Your task is to transcribe the data in full.

-- Start of SOURCE MATERIAL --

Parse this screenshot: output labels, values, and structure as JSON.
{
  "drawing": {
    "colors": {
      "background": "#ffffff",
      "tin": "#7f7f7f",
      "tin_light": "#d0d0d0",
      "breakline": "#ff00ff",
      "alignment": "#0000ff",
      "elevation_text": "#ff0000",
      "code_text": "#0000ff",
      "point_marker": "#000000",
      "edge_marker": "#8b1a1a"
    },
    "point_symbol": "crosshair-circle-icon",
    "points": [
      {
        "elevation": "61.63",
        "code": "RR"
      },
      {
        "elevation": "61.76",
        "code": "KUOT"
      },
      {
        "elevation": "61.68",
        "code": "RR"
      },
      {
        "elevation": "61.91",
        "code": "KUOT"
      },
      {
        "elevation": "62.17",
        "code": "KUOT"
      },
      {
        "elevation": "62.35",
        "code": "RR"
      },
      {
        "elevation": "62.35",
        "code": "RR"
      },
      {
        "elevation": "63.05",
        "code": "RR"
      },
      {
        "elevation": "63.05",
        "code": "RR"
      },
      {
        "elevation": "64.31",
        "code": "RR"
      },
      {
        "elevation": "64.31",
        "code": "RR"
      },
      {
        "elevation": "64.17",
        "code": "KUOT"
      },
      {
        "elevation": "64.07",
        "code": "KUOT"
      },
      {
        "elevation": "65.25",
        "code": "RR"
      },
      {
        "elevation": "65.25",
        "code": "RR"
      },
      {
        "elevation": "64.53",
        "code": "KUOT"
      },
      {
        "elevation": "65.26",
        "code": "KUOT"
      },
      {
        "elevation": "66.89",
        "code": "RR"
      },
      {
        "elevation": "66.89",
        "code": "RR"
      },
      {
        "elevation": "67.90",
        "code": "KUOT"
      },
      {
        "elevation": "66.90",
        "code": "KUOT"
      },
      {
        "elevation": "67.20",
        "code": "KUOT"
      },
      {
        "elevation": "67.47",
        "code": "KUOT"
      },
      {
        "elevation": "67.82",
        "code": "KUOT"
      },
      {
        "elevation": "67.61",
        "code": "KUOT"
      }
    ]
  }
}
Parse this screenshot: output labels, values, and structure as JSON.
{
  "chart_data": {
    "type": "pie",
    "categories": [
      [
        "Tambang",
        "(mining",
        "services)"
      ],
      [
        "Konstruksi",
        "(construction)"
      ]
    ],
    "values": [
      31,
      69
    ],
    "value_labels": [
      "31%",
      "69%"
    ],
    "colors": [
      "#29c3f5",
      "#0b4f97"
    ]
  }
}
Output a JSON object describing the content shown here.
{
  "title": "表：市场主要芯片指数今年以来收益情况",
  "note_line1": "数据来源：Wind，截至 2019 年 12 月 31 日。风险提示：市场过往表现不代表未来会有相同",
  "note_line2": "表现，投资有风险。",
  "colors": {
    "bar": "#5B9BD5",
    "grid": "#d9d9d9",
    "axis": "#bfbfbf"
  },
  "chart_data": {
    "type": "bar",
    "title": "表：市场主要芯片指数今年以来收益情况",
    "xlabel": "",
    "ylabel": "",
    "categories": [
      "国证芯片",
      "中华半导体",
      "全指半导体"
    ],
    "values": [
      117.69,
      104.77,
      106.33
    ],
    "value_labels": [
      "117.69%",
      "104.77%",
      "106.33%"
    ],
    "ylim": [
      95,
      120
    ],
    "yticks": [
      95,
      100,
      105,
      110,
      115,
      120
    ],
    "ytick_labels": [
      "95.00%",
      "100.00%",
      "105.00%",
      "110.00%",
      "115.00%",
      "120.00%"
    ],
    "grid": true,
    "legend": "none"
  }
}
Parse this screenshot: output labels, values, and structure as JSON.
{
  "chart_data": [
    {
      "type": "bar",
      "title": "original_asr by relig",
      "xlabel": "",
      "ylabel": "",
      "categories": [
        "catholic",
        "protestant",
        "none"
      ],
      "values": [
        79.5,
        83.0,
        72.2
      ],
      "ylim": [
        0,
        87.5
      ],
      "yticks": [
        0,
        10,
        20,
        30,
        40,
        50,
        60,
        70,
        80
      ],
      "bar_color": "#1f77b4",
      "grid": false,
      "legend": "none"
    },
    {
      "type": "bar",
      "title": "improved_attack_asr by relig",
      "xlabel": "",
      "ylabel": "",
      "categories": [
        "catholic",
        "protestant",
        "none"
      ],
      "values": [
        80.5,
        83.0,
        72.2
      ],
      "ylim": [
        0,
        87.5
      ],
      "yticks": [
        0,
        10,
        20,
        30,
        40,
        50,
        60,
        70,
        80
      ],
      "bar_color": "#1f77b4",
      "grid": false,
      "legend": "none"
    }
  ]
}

-- End of SOURCE MATERIAL --

» EXERCISE SOLUTION
Parse this screenshot: output labels, values, and structure as JSON.
{
  "drawing": {
    "colors": {
      "background": "#ffffff",
      "tin": "#7f7f7f",
      "tin_light": "#d0d0d0",
      "breakline": "#ff00ff",
      "alignment": "#0000ff",
      "elevation_text": "#ff0000",
      "code_text": "#0000ff",
      "point_marker": "#000000",
      "edge_marker": "#8b1a1a"
    },
    "point_symbol": "crosshair-circle-icon",
    "points": [
      {
        "elevation": "61.63",
        "code": "RR"
      },
      {
        "elevation": "61.76",
        "code": "KUOT"
      },
      {
        "elevation": "61.68",
        "code": "RR"
      },
      {
        "elevation": "61.91",
        "code": "KUOT"
      },
      {
        "elevation": "62.17",
        "code": "KUOT"
      },
      {
        "elevation": "62.35",
        "code": "RR"
      },
      {
        "elevation": "62.35",
        "code": "RR"
      },
      {
        "elevation": "63.05",
        "code": "RR"
      },
      {
        "elevation": "63.05",
        "code": "RR"
      },
      {
        "elevation": "64.31",
        "code": "RR"
      },
      {
        "elevation": "64.31",
        "code": "RR"
      },
      {
        "elevation": "64.17",
        "code": "KUOT"
      },
      {
        "elevation": "64.07",
        "code": "KUOT"
      },
      {
        "elevation": "65.25",
        "code": "RR"
      },
      {
        "elevation": "65.25",
        "code": "RR"
      },
      {
        "elevation": "64.53",
        "code": "KUOT"
      },
      {
        "elevation": "65.26",
        "code": "KUOT"
      },
      {
        "elevation": "66.89",
        "code": "RR"
      },
      {
        "elevation": "66.89",
        "code": "RR"
      },
      {
        "elevation": "67.90",
        "code": "KUOT"
      },
      {
        "elevation": "66.90",
        "code": "KUOT"
      },
      {
        "elevation": "67.20",
        "code": "KUOT"
      },
      {
        "elevation": "67.47",
        "code": "KUOT"
      },
      {
        "elevation": "67.82",
        "code": "KUOT"
      },
      {
        "elevation": "67.61",
        "code": "KUOT"
      }
    ]
  }
}
Parse this screenshot: output labels, values, and structure as JSON.
{
  "chart_data": {
    "type": "pie",
    "categories": [
      [
        "Tambang",
        "(mining",
        "services)"
      ],
      [
        "Konstruksi",
        "(construction)"
      ]
    ],
    "values": [
      31,
      69
    ],
    "value_labels": [
      "31%",
      "69%"
    ],
    "colors": [
      "#29c3f5",
      "#0b4f97"
    ]
  }
}
Output a JSON object describing the content shown here.
{
  "title": "表：市场主要芯片指数今年以来收益情况",
  "note_line1": "数据来源：Wind，截至 2019 年 12 月 31 日。风险提示：市场过往表现不代表未来会有相同",
  "note_line2": "表现，投资有风险。",
  "colors": {
    "bar": "#5B9BD5",
    "grid": "#d9d9d9",
    "axis": "#bfbfbf"
  },
  "chart_data": {
    "type": "bar",
    "title": "表：市场主要芯片指数今年以来收益情况",
    "xlabel": "",
    "ylabel": "",
    "categories": [
      "国证芯片",
      "中华半导体",
      "全指半导体"
    ],
    "values": [
      117.69,
      104.77,
      106.33
    ],
    "value_labels": [
      "117.69%",
      "104.77%",
      "106.33%"
    ],
    "ylim": [
      95,
      120
    ],
    "yticks": [
      95,
      100,
      105,
      110,
      115,
      120
    ],
    "ytick_labels": [
      "95.00%",
      "100.00%",
      "105.00%",
      "110.00%",
      "115.00%",
      "120.00%"
    ],
    "grid": true,
    "legend": "none"
  }
}
Parse this screenshot: output labels, values, and structure as JSON.
{
  "chart_data": [
    {
      "type": "bar",
      "title": "original_asr by relig",
      "xlabel": "",
      "ylabel": "",
      "categories": [
        "catholic",
        "protestant",
        "none"
      ],
      "values": [
        79.5,
        83.0,
        72.2
      ],
      "ylim": [
        0,
        87.5
      ],
      "yticks": [
        0,
        10,
        20,
        30,
        40,
        50,
        60,
        70,
        80
      ],
      "bar_color": "#1f77b4",
      "grid": false,
      "legend": "none"
    },
    {
      "type": "bar",
      "title": "improved_attack_asr by relig",
      "xlabel": "",
      "ylabel": "",
      "categories": [
        "catholic",
        "protestant",
        "none"
      ],
      "values": [
        80.5,
        83.0,
        72.2
      ],
      "ylim": [
        0,
        87.5
      ],
      "yticks": [
        0,
        10,
        20,
        30,
        40,
        50,
        60,
        70,
        80
      ],
      "bar_color": "#1f77b4",
      "grid": false,
      "legend": "none"
    }
  ]
}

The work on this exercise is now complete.